3. Искусство начинается с изумления
Суть моей теории довольно проста: искусство, религия и язык стали возможными благодаря ментальному или когнитивному акту, который я называю ekstasis[122]. Для ясности, я попрошу читателя поразмыслить над простым (или, возможно, не простым) вопросом. Доводилось ли вам испытывать переживание, при котором вы, казалось бы, на мгновение отделяетесь от ваших повседневных забот, ваших планов и приоритетов, какофонии вашего внутреннего диалога и мечтаний, даже ваших физических, биологических потребностей, и внезапно — как будто вы впервые открыли глаза — становились полностью поглощены объектом той или иной природы?[123]
«Поглощение», которое я здесь упоминаю, совершенно особое. Иногда мы бываем поглощены в попытках понять — «выяснить» — функцию объекта или его происхождение, его возможное применение. Здесь же я имею в виду ситуацию, когда мы поражены чистым Бытием объекта; простым фактом его существования. Другими словами, в такой ситуации мы не анализируем объект и не обдумываем варианты его использования.
Ранее в этой книге я описывал ekstasis следующим образом: «способность «покидать себя» (пребывать вне себя: ek-stasis) в сиюминутный момент, быть захваченным Бытием сущего. Когда это происходит, мы становимся носителями выражения Бытия, мы становимся вдохновлены, сподвигнуты озвучить это и указать на новые возможности, открывшиеся нам, пока мы были очарованы»[124].
Ekstasis — это моя интерпретация древнескандинавского понятия odr, персонификацией которого является Один. Ekstasis — это источник поэтического и художественного вдохновения любого вида, религии, мифа, философии, науки и даже самого языка.
________
ЗАДАНИЯ
1. Перечислите всё, источником чего назван ekstasis в последнем абзаце фрагмента об экстазисе.
2. Процитируйте фрагмент об экстазисе: начните с места, где стоят слова «Ранее в этой», и остановитесь после слов «даже самого языка.».
Данные для этой работы не нужны.

ИСХОДНЫЕ ДАННЫЕ
________
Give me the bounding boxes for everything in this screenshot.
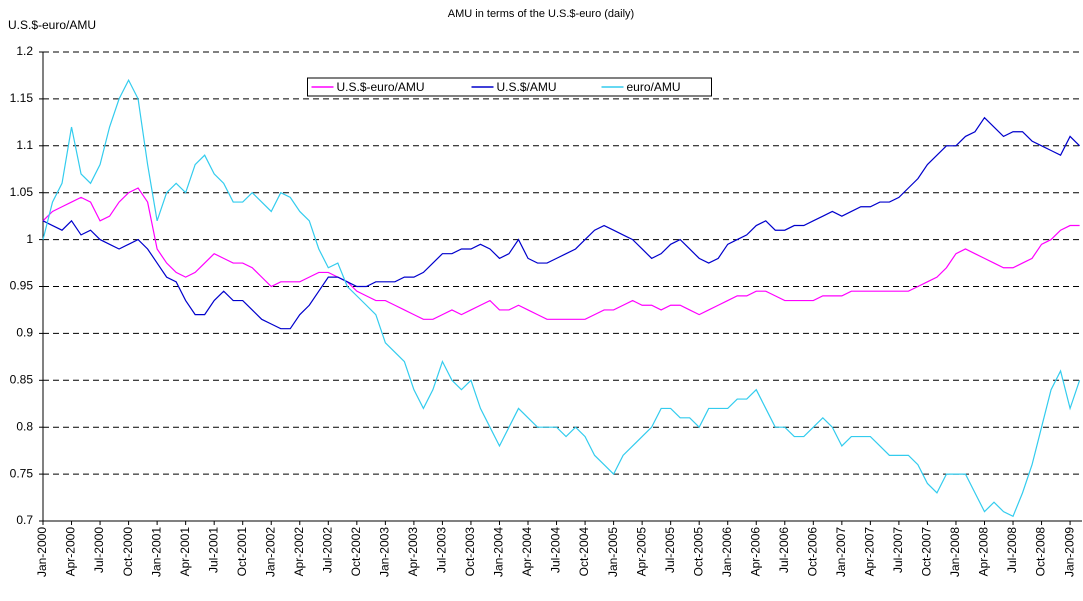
________
РЕШЕНИЯ
1. поэтическое и художественное вдохновение любого вида; религия; миф; философия; наука; язык

2.
Ранее в этой книге я описывал ekstasis следующим образом: «способность «покидать себя» (пребывать вне себя: ek-stasis) в сиюминутный момент, быть захваченным Бытием сущего. Когда это происходит, мы становимся носителями выражения Бытия, мы становимся вдохновлены, сподвигнуты озвучить это и указать на новые возможности, открывшиеся нам, пока мы были очарованы»[124].
Ekstasis — это моя интерпретация древнескандинавского понятия odr, персонификацией которого является Один. Ekstasis — это источник поэтического и художественного вдохновения любого вида, религии, мифа, философии, науки и даже самого языка.